[WHAT THIS TASK INVOLVES]:
Omit the pictures, then write out every entry exactly as it reads.

(Records from a data collection)
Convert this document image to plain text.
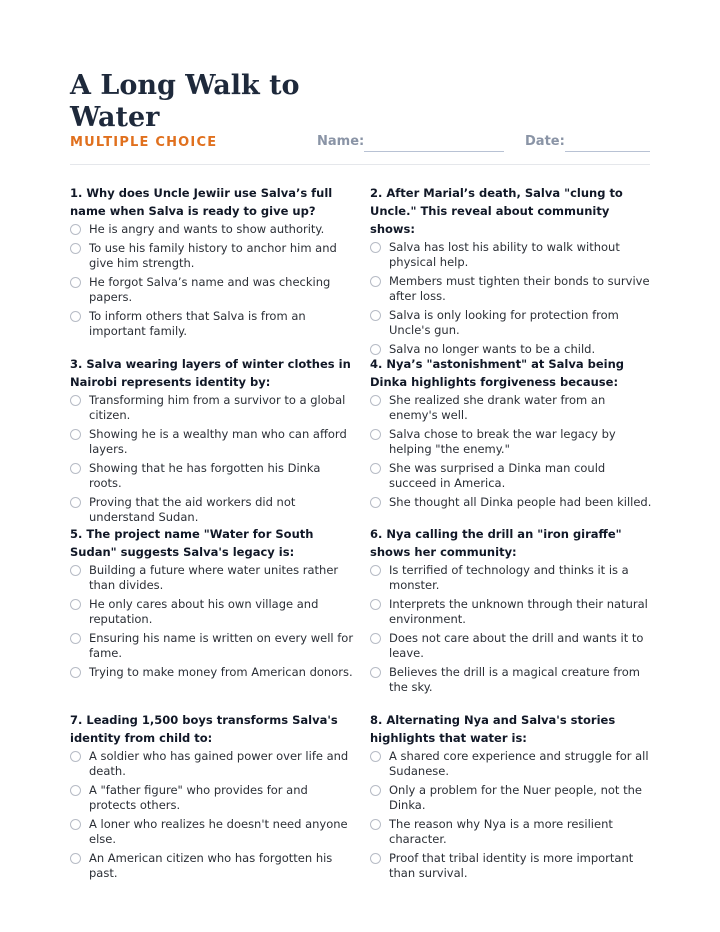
A Long Walk to Water
MULTIPLE CHOICE	Name:	Date:

1. Why does Uncle Jewiir use Salva’s full name when Salva is ready to give up?

He is angry and wants to show authority.
To use his family history to anchor him and give him strength.
He forgot Salva’s name and was checking papers.
To inform others that Salva is from an important family.

2. After Marial’s death, Salva "clung to Uncle." This reveal about community shows:

Salva has lost his ability to walk without physical help.
Members must tighten their bonds to survive after loss.
Salva is only looking for protection from Uncle's gun.
Salva no longer wants to be a child.

3. Salva wearing layers of winter clothes in Nairobi represents identity by:

Transforming him from a survivor to a global citizen.
Showing he is a wealthy man who can afford layers.
Showing that he has forgotten his Dinka roots.
Proving that the aid workers did not understand Sudan.

4. Nya’s "astonishment" at Salva being Dinka highlights forgiveness because:

She realized she drank water from an enemy's well.
Salva chose to break the war legacy by helping "the enemy."
She was surprised a Dinka man could succeed in America.
She thought all Dinka people had been killed.

5. The project name "Water for South Sudan" suggests Salva's legacy is:

Building a future where water unites rather than divides.
He only cares about his own village and reputation.
Ensuring his name is written on every well for fame.
Trying to make money from American donors.

6. Nya calling the drill an "iron giraffe" shows her community:

Is terrified of technology and thinks it is a monster.
Interprets the unknown through their natural environment.
Does not care about the drill and wants it to leave.
Believes the drill is a magical creature from the sky.

7. Leading 1,500 boys transforms Salva's identity from child to:

A soldier who has gained power over life and death.
A "father figure" who provides for and protects others.
A loner who realizes he doesn't need anyone else.
An American citizen who has forgotten his past.

8. Alternating Nya and Salva's stories highlights that water is:

A shared core experience and struggle for all Sudanese.
Only a problem for the Nuer people, not the Dinka.
The reason why Nya is a more resilient character.
Proof that tribal identity is more important than survival.
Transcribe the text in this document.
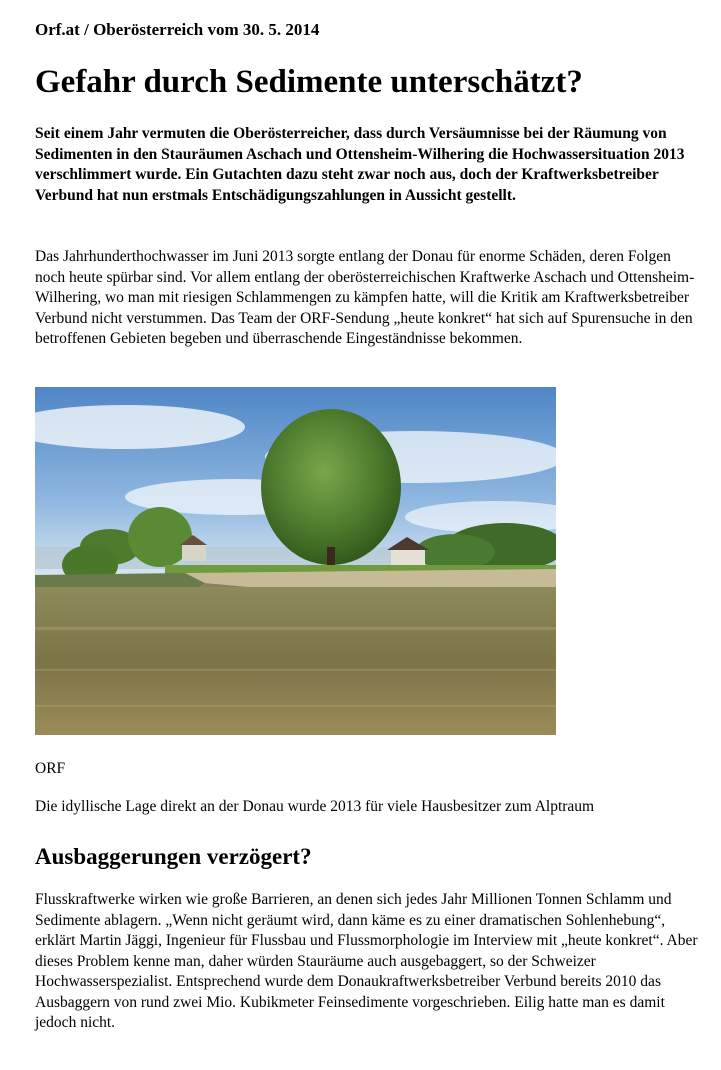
Orf.at / Oberösterreich vom 30. 5. 2014

Gefahr durch Sedimente unterschätzt?

Seit einem Jahr vermuten die Oberösterreicher, dass durch Versäumnisse bei der Räumung von Sedimenten in den Stauräumen Aschach und Ottensheim-Wilhering die Hochwassersituation 2013 verschlimmert wurde. Ein Gutachten dazu steht zwar noch aus, doch der Kraftwerksbetreiber Verbund hat nun erstmals Entschädigungszahlungen in Aussicht gestellt.

Das Jahrhunderthochwasser im Juni 2013 sorgte entlang der Donau für enorme Schäden, deren Folgen noch heute spürbar sind. Vor allem entlang der oberösterreichischen Kraftwerke Aschach und Ottensheim-Wilhering, wo man mit riesigen Schlammengen zu kämpfen hatte, will die Kritik am Kraftwerksbetreiber Verbund nicht verstummen. Das Team der ORF-Sendung „heute konkret“ hat sich auf Spurensuche in den betroffenen Gebieten begeben und überraschende Eingeständnisse bekommen.

ORF

Die idyllische Lage direkt an der Donau wurde 2013 für viele Hausbesitzer zum Alptraum

Ausbaggerungen verzögert?

Flusskraftwerke wirken wie große Barrieren, an denen sich jedes Jahr Millionen Tonnen Schlamm und Sedimente ablagern. „Wenn nicht geräumt wird, dann käme es zu einer dramatischen Sohlenhebung“, erklärt Martin Jäggi, Ingenieur für Flussbau und Flussmorphologie im Interview mit „heute konkret“. Aber dieses Problem kenne man, daher würden Stauräume auch ausgebaggert, so der Schweizer Hochwasserspezialist. Entsprechend wurde dem Donaukraftwerksbetreiber Verbund bereits 2010 das Ausbaggern von rund zwei Mio. Kubikmeter Feinsedimente vorgeschrieben. Eilig hatte man es damit jedoch nicht.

[RESPONSE]:
Convert this document image to plain text.
A Long Walk to Water
MULTIPLE CHOICE	Name:	Date:

1. Why does Uncle Jewiir use Salva’s full name when Salva is ready to give up?

He is angry and wants to show authority.
To use his family history to anchor him and give him strength.
He forgot Salva’s name and was checking papers.
To inform others that Salva is from an important family.

2. After Marial’s death, Salva "clung to Uncle." This reveal about community shows:

Salva has lost his ability to walk without physical help.
Members must tighten their bonds to survive after loss.
Salva is only looking for protection from Uncle's gun.
Salva no longer wants to be a child.

3. Salva wearing layers of winter clothes in Nairobi represents identity by:

Transforming him from a survivor to a global citizen.
Showing he is a wealthy man who can afford layers.
Showing that he has forgotten his Dinka roots.
Proving that the aid workers did not understand Sudan.

4. Nya’s "astonishment" at Salva being Dinka highlights forgiveness because:

She realized she drank water from an enemy's well.
Salva chose to break the war legacy by helping "the enemy."
She was surprised a Dinka man could succeed in America.
She thought all Dinka people had been killed.

5. The project name "Water for South Sudan" suggests Salva's legacy is:

Building a future where water unites rather than divides.
He only cares about his own village and reputation.
Ensuring his name is written on every well for fame.
Trying to make money from American donors.

6. Nya calling the drill an "iron giraffe" shows her community:

Is terrified of technology and thinks it is a monster.
Interprets the unknown through their natural environment.
Does not care about the drill and wants it to leave.
Believes the drill is a magical creature from the sky.

7. Leading 1,500 boys transforms Salva's identity from child to:

A soldier who has gained power over life and death.
A "father figure" who provides for and protects others.
A loner who realizes he doesn't need anyone else.
An American citizen who has forgotten his past.

8. Alternating Nya and Salva's stories highlights that water is:

A shared core experience and struggle for all Sudanese.
Only a problem for the Nuer people, not the Dinka.
The reason why Nya is a more resilient character.
Proof that tribal identity is more important than survival.
Transcribe the text in this document.
Orf.at / Oberösterreich vom 30. 5. 2014

Gefahr durch Sedimente unterschätzt?

Seit einem Jahr vermuten die Oberösterreicher, dass durch Versäumnisse bei der Räumung von Sedimenten in den Stauräumen Aschach und Ottensheim-Wilhering die Hochwassersituation 2013 verschlimmert wurde. Ein Gutachten dazu steht zwar noch aus, doch der Kraftwerksbetreiber Verbund hat nun erstmals Entschädigungszahlungen in Aussicht gestellt.

Das Jahrhunderthochwasser im Juni 2013 sorgte entlang der Donau für enorme Schäden, deren Folgen noch heute spürbar sind. Vor allem entlang der oberösterreichischen Kraftwerke Aschach und Ottensheim-Wilhering, wo man mit riesigen Schlammengen zu kämpfen hatte, will die Kritik am Kraftwerksbetreiber Verbund nicht verstummen. Das Team der ORF-Sendung „heute konkret“ hat sich auf Spurensuche in den betroffenen Gebieten begeben und überraschende Eingeständnisse bekommen.

ORF

Die idyllische Lage direkt an der Donau wurde 2013 für viele Hausbesitzer zum Alptraum

Ausbaggerungen verzögert?

Flusskraftwerke wirken wie große Barrieren, an denen sich jedes Jahr Millionen Tonnen Schlamm und Sedimente ablagern. „Wenn nicht geräumt wird, dann käme es zu einer dramatischen Sohlenhebung“, erklärt Martin Jäggi, Ingenieur für Flussbau und Flussmorphologie im Interview mit „heute konkret“. Aber dieses Problem kenne man, daher würden Stauräume auch ausgebaggert, so der Schweizer Hochwasserspezialist. Entsprechend wurde dem Donaukraftwerksbetreiber Verbund bereits 2010 das Ausbaggern von rund zwei Mio. Kubikmeter Feinsedimente vorgeschrieben. Eilig hatte man es damit jedoch nicht.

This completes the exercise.